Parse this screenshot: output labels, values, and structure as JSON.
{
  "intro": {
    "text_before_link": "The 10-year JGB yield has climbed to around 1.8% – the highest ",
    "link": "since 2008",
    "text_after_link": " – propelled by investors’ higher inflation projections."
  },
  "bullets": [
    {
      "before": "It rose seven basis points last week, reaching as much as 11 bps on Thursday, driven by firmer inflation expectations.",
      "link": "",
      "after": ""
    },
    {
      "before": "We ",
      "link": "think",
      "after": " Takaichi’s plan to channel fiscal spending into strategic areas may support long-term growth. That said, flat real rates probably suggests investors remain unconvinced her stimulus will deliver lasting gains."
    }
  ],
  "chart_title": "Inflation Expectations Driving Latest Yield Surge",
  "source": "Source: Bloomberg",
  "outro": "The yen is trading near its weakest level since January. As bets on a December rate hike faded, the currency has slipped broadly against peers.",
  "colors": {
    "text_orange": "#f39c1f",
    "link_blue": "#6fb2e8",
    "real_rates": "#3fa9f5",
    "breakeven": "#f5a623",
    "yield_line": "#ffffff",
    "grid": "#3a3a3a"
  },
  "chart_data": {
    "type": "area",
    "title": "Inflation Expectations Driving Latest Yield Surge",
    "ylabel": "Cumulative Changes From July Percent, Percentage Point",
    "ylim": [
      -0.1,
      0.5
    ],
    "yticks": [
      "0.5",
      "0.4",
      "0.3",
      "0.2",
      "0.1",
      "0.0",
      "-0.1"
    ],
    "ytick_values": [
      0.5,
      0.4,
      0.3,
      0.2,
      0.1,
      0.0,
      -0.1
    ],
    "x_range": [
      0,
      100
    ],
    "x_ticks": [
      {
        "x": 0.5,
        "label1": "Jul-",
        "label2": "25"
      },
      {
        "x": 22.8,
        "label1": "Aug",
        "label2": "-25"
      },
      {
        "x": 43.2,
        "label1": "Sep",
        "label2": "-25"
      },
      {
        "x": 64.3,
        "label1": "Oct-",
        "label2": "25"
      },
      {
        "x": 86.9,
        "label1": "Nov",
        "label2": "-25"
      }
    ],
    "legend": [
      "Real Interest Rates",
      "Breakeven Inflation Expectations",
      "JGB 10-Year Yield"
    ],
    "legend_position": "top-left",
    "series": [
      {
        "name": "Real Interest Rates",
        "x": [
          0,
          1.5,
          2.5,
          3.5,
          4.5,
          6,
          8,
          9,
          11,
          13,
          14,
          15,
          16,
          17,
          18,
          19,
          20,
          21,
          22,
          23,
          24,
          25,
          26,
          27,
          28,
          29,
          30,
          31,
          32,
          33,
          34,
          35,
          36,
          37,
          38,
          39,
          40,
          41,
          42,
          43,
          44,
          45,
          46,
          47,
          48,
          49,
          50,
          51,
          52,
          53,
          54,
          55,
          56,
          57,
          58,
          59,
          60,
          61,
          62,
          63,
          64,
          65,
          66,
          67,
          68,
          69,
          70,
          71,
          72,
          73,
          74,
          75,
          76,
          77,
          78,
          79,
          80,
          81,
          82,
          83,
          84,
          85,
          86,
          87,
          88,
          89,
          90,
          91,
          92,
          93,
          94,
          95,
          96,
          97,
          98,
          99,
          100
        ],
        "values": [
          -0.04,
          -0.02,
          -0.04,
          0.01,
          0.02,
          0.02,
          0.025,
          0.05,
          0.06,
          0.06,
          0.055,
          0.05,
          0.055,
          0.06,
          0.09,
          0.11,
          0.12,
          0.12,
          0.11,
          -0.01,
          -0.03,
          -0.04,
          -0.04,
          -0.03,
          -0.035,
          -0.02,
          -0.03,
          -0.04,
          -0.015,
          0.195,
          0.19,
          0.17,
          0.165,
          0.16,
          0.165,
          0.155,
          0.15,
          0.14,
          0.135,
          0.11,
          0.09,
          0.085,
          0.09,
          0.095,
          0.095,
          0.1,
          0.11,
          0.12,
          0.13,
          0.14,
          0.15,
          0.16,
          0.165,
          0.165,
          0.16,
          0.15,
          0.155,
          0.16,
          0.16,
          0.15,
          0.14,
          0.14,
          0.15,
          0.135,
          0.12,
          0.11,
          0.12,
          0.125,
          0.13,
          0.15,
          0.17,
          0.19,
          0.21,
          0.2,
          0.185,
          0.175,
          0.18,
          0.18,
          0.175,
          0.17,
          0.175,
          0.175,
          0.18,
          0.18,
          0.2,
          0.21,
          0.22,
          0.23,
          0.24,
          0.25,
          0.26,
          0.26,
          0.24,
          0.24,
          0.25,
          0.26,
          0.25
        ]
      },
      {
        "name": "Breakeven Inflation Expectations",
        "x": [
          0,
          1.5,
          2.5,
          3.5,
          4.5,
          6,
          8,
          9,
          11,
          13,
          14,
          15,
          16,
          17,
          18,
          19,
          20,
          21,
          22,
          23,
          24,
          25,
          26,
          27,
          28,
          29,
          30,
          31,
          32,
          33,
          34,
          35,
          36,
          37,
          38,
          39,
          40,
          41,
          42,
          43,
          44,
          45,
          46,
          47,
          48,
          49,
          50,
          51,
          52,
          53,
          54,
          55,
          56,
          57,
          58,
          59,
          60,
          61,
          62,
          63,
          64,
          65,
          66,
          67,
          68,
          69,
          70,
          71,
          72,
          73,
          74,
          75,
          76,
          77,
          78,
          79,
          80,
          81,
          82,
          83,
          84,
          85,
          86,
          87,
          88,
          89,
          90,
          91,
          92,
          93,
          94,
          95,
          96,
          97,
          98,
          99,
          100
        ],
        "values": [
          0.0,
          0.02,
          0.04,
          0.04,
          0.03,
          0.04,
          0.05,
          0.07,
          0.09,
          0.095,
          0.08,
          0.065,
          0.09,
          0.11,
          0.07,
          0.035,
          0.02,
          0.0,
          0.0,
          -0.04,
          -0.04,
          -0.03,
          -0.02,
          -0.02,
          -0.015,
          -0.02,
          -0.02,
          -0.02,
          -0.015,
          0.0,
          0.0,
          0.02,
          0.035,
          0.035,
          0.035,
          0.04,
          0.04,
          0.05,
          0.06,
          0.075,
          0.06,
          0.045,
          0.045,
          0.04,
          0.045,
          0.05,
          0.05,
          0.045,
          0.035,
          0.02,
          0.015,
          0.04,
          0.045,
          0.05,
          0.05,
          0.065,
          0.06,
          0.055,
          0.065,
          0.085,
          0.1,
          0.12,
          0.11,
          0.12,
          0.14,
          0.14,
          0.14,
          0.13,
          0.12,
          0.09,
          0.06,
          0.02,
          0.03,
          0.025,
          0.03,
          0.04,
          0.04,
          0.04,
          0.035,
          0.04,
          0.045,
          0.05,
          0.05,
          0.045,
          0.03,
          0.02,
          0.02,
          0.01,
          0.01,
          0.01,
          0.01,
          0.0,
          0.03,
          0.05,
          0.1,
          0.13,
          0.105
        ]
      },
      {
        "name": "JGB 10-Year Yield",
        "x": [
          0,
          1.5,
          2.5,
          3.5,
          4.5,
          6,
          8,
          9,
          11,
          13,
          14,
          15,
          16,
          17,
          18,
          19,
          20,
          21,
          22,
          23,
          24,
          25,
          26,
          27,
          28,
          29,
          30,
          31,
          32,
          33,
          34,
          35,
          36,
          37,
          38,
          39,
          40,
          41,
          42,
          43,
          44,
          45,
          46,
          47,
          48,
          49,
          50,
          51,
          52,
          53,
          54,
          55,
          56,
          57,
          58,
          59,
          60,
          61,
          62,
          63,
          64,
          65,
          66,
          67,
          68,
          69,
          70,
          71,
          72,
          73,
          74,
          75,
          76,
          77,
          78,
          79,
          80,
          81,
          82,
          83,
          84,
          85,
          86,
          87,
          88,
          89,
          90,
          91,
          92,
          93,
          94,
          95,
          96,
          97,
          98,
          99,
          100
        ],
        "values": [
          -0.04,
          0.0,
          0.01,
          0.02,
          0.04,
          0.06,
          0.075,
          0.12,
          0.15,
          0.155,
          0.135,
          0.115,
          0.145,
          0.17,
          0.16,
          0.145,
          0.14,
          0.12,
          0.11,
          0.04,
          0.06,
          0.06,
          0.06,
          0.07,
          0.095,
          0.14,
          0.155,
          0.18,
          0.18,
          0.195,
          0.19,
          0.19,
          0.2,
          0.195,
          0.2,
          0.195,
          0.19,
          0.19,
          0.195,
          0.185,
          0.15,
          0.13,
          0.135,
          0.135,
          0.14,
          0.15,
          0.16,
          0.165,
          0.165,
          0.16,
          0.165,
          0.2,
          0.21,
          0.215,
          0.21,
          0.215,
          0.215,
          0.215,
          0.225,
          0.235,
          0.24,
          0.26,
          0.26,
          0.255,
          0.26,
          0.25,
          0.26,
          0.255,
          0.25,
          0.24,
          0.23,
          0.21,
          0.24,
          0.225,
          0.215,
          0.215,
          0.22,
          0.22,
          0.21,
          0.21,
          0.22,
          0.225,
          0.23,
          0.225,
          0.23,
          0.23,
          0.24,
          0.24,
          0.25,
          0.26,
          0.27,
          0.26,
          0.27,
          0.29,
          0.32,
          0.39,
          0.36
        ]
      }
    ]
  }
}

## Given task
Scan the data for the word "name" and copy every line where it shows up.

## Output of the exercise
        "name": "Real Interest Rates",
        "name": "Breakeven Inflation Expectations",
        "name": "JGB 10-Year Yield",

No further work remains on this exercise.